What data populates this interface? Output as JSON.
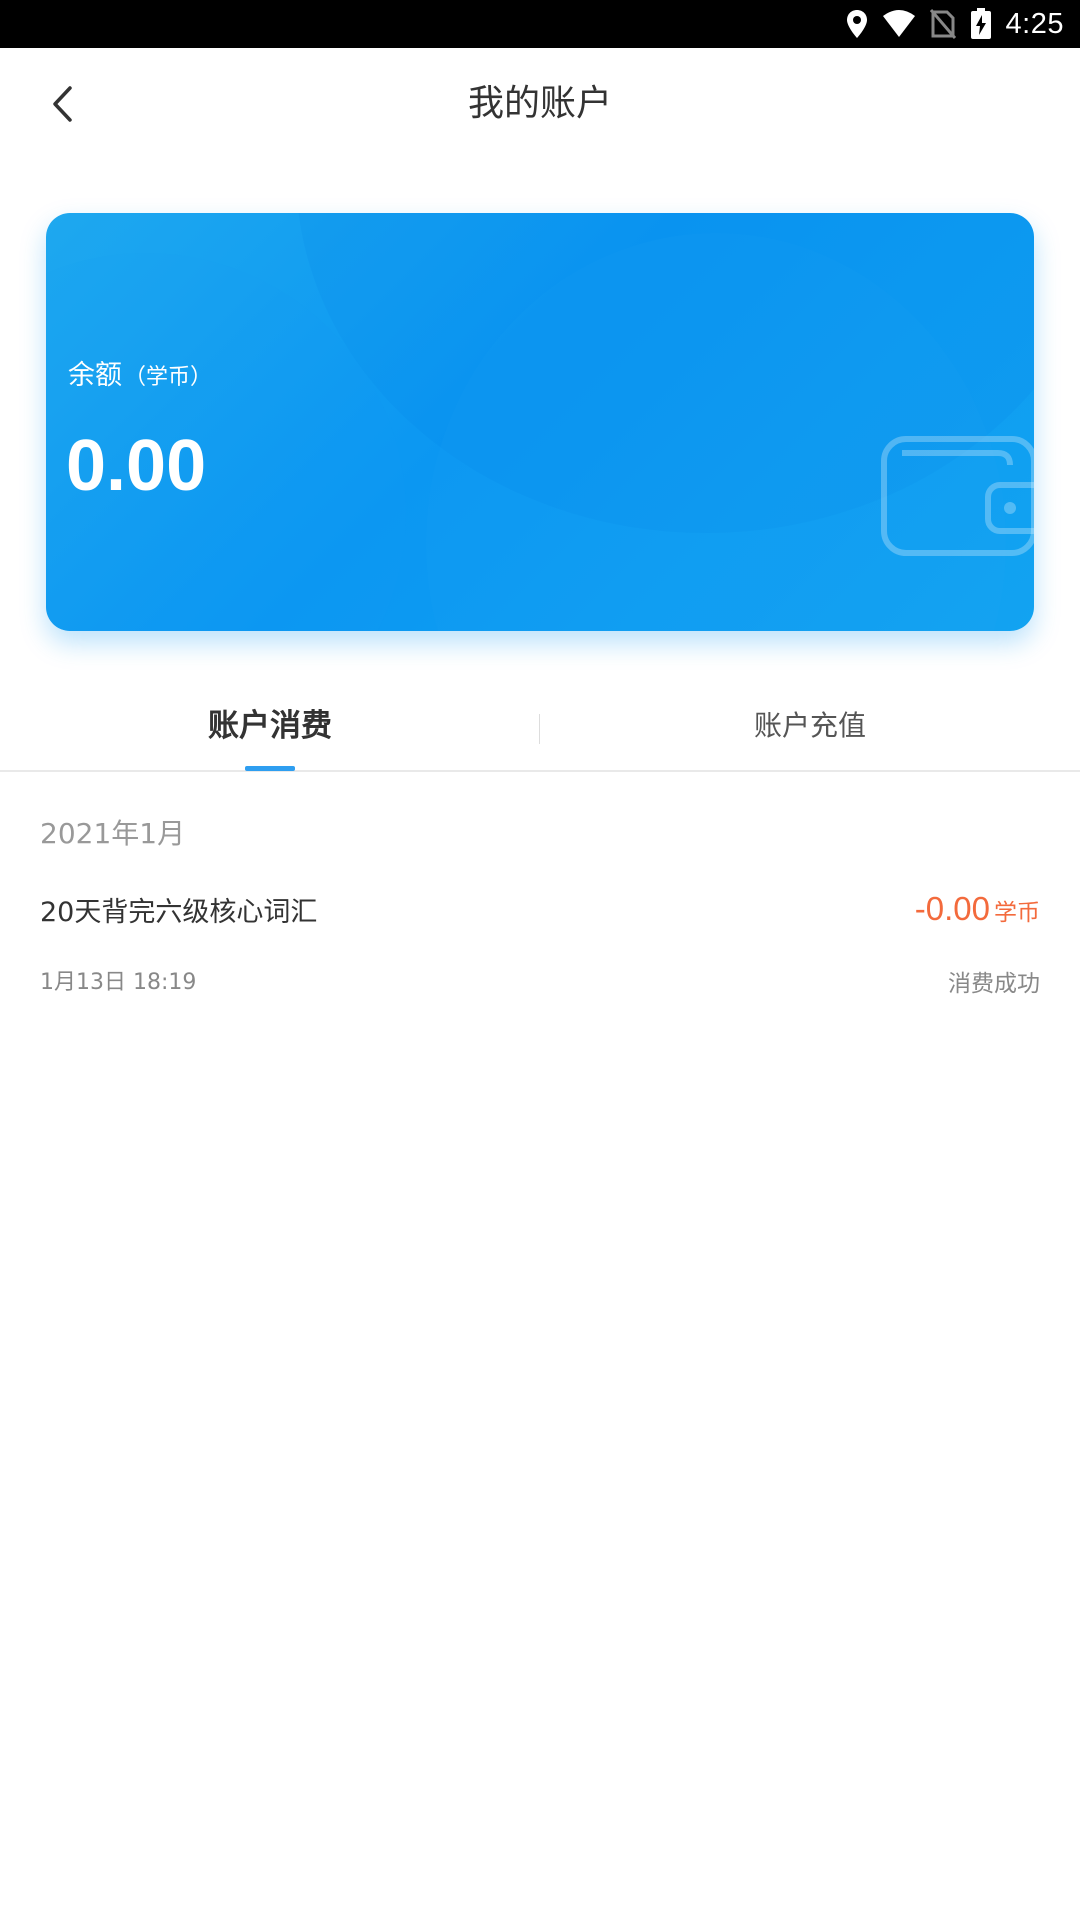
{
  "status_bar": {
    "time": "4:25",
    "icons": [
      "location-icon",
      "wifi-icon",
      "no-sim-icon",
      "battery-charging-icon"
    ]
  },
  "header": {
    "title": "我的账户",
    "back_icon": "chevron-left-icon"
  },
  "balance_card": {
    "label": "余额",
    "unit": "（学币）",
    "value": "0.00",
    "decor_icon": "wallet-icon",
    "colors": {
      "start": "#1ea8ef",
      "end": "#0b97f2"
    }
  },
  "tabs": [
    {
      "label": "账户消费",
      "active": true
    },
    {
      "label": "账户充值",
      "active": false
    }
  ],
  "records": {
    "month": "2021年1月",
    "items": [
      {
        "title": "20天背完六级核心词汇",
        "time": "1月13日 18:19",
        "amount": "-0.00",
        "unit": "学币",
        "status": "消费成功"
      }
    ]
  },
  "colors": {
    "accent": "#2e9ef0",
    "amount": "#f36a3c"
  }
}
━━━━
Leave out the pictures and copy the rest of the material above exactly.

* Completed exercise *
What data populates this interface? Output as JSON.
{
  "status_bar": {
    "time": "4:25",
    "icons": [
      "location-icon",
      "wifi-icon",
      "no-sim-icon",
      "battery-charging-icon"
    ]
  },
  "header": {
    "title": "我的账户",
    "back_icon": "chevron-left-icon"
  },
  "balance_card": {
    "label": "余额",
    "unit": "（学币）",
    "value": "0.00",
    "decor_icon": "wallet-icon",
    "colors": {
      "start": "#1ea8ef",
      "end": "#0b97f2"
    }
  },
  "tabs": [
    {
      "label": "账户消费",
      "active": true
    },
    {
      "label": "账户充值",
      "active": false
    }
  ],
  "records": {
    "month": "2021年1月",
    "items": [
      {
        "title": "20天背完六级核心词汇",
        "time": "1月13日 18:19",
        "amount": "-0.00",
        "unit": "学币",
        "status": "消费成功"
      }
    ]
  },
  "colors": {
    "accent": "#2e9ef0",
    "amount": "#f36a3c"
  }
}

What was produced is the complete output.